Given exercise
Repeat every record below exactly, but leave out any pictures.

Data provided
*-*-*
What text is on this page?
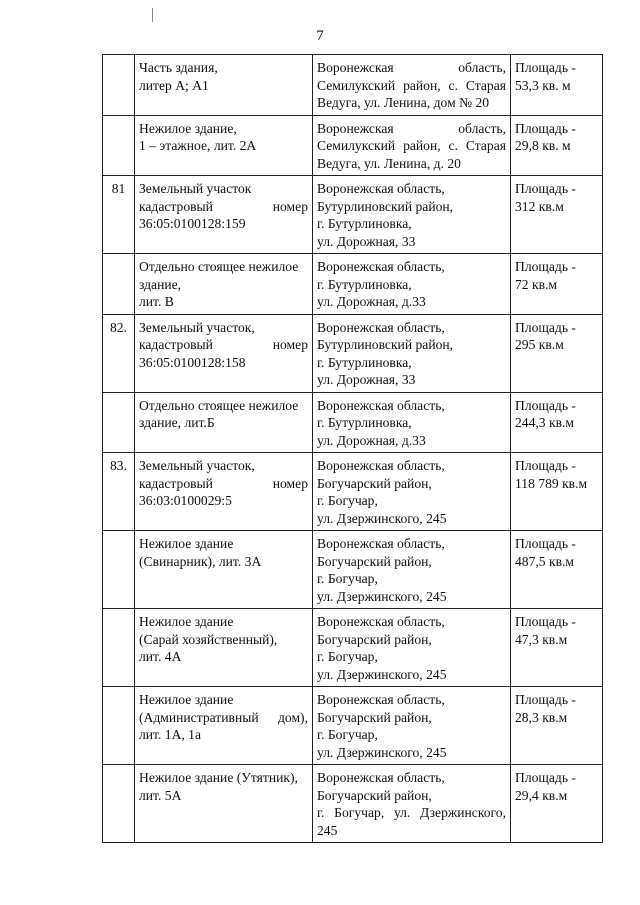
7

	Часть здания,
литер А; А1	Воронежская область, Семилукский район, с. Старая Ведуга, ул. Ленина, дом № 20	Площадь -
53,3 кв. м

	Нежилое здание,
1 – этажное, лит. 2А	Воронежская область, Семилукский район, с. Старая Ведуга, ул. Ленина, д. 20	Площадь -
29,8 кв. м

81	Земельный участок
кадастровый номер
36:05:0100128:159	Воронежская область,
Бутурлиновский район,
г. Бутурлиновка,
ул. Дорожная, 33	Площадь -
312 кв.м

	Отдельно стоящее нежилое
здание,
лит. В	Воронежская область,
г. Бутурлиновка,
ул. Дорожная, д.33	Площадь -
72 кв.м

82.	Земельный участок,
кадастровый номер
36:05:0100128:158	Воронежская область,
Бутурлиновский район,
г. Бутурлиновка,
ул. Дорожная, 33	Площадь -
295 кв.м

	Отдельно стоящее нежилое
здание, лит.Б	Воронежская область,
г. Бутурлиновка,
ул. Дорожная, д.33	Площадь -
244,3 кв.м

83.	Земельный участок,
кадастровый номер
36:03:0100029:5	Воронежская область,
Богучарский район,
г. Богучар,
ул. Дзержинского, 245	Площадь -
118 789 кв.м

	Нежилое здание
(Свинарник), лит. 3А	Воронежская область,
Богучарский район,
г. Богучар,
ул. Дзержинского, 245	Площадь -
487,5 кв.м

	Нежилое здание
(Сарай хозяйственный),
лит. 4А	Воронежская область,
Богучарский район,
г. Богучар,
ул. Дзержинского, 245	Площадь -
47,3 кв.м

	Нежилое здание
(Административный дом),
лит. 1А, 1а	Воронежская область,
Богучарский район,
г. Богучар,
ул. Дзержинского, 245	Площадь -
28,3 кв.м

	Нежилое здание (Утятник),
лит. 5А	Воронежская область,
Богучарский район,
г. Богучар, ул. Дзержинского, 245	Площадь -
29,4 кв.м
*-*-*
Problem solution
What text is on this page?
7

	Часть здания,
литер А; А1	Воронежская область, Семилукский район, с. Старая Ведуга, ул. Ленина, дом № 20	Площадь -
53,3 кв. м

	Нежилое здание,
1 – этажное, лит. 2А	Воронежская область, Семилукский район, с. Старая Ведуга, ул. Ленина, д. 20	Площадь -
29,8 кв. м

81	Земельный участок
кадастровый номер
36:05:0100128:159	Воронежская область,
Бутурлиновский район,
г. Бутурлиновка,
ул. Дорожная, 33	Площадь -
312 кв.м

	Отдельно стоящее нежилое
здание,
лит. В	Воронежская область,
г. Бутурлиновка,
ул. Дорожная, д.33	Площадь -
72 кв.м

82.	Земельный участок,
кадастровый номер
36:05:0100128:158	Воронежская область,
Бутурлиновский район,
г. Бутурлиновка,
ул. Дорожная, 33	Площадь -
295 кв.м

	Отдельно стоящее нежилое
здание, лит.Б	Воронежская область,
г. Бутурлиновка,
ул. Дорожная, д.33	Площадь -
244,3 кв.м

83.	Земельный участок,
кадастровый номер
36:03:0100029:5	Воронежская область,
Богучарский район,
г. Богучар,
ул. Дзержинского, 245	Площадь -
118 789 кв.м

	Нежилое здание
(Свинарник), лит. 3А	Воронежская область,
Богучарский район,
г. Богучар,
ул. Дзержинского, 245	Площадь -
487,5 кв.м

	Нежилое здание
(Сарай хозяйственный),
лит. 4А	Воронежская область,
Богучарский район,
г. Богучар,
ул. Дзержинского, 245	Площадь -
47,3 кв.м

	Нежилое здание
(Административный дом),
лит. 1А, 1а	Воронежская область,
Богучарский район,
г. Богучар,
ул. Дзержинского, 245	Площадь -
28,3 кв.м

	Нежилое здание (Утятник),
лит. 5А	Воронежская область,
Богучарский район,
г. Богучар, ул. Дзержинского, 245	Площадь -
29,4 кв.м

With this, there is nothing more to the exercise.